STATED GOAL – Identify the lines that contain the string "উপলব", then copy each of them.

________

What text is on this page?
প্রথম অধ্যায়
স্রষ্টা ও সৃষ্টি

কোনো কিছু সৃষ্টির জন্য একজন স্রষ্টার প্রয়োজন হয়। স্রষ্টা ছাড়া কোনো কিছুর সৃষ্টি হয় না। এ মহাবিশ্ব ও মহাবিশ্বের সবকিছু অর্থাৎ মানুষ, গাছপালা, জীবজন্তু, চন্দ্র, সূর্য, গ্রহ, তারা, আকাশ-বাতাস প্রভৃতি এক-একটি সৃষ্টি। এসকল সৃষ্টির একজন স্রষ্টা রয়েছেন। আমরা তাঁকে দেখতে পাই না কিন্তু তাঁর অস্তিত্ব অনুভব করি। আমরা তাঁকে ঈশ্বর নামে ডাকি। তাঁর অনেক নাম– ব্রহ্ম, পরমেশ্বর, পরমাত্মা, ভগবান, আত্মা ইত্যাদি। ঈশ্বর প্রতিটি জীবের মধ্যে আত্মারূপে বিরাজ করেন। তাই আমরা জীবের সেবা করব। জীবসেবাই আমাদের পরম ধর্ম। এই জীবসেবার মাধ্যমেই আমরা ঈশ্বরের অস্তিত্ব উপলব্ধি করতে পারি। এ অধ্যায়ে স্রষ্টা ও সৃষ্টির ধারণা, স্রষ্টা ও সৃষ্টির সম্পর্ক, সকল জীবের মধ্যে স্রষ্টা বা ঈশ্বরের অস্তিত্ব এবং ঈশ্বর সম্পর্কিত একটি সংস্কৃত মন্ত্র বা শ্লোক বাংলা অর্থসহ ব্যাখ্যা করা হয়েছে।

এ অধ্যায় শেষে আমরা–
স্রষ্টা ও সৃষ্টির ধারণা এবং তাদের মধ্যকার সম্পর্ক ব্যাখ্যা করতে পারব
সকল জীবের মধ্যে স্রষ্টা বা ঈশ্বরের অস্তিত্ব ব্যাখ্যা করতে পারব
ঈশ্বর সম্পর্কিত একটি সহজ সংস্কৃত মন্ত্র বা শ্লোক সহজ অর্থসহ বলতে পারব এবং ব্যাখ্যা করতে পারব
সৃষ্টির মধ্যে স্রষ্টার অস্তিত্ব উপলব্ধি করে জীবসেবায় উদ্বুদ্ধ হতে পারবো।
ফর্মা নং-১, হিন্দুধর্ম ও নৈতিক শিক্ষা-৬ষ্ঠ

________

RESULT OF THIS EXERCISE –
কোনো কিছু সৃষ্টির জন্য একজন স্রষ্টার প্রয়োজন হয়। স্রষ্টা ছাড়া কোনো কিছুর সৃষ্টি হয় না। এ মহাবিশ্ব ও মহাবিশ্বের সবকিছু অর্থাৎ মানুষ, গাছপালা, জীবজন্তু, চন্দ্র, সূর্য, গ্রহ, তারা, আকাশ-বাতাস প্রভৃতি এক-একটি সৃষ্টি। এসকল সৃষ্টির একজন স্রষ্টা রয়েছেন। আমরা তাঁকে দেখতে পাই না কিন্তু তাঁর অস্তিত্ব অনুভব করি। আমরা তাঁকে ঈশ্বর নামে ডাকি। তাঁর অনেক নাম– ব্রহ্ম, পরমেশ্বর, পরমাত্মা, ভগবান, আত্মা ইত্যাদি। ঈশ্বর প্রতিটি জীবের মধ্যে আত্মারূপে বিরাজ করেন। তাই আমরা জীবের সেবা করব। জীবসেবাই আমাদের পরম ধর্ম। এই জীবসেবার মাধ্যমেই আমরা ঈশ্বরের অস্তিত্ব উপলব্ধি করতে পারি। এ অধ্যায়ে স্রষ্টা ও সৃষ্টির ধারণা, স্রষ্টা ও সৃষ্টির সম্পর্ক, সকল জীবের মধ্যে স্রষ্টা বা ঈশ্বরের অস্তিত্ব এবং ঈশ্বর সম্পর্কিত একটি সংস্কৃত মন্ত্র বা শ্লোক বাংলা অর্থসহ ব্যাখ্যা করা হয়েছে।
সৃষ্টির মধ্যে স্রষ্টার অস্তিত্ব উপলব্ধি করে জীবসেবায় উদ্বুদ্ধ হতে পারবো।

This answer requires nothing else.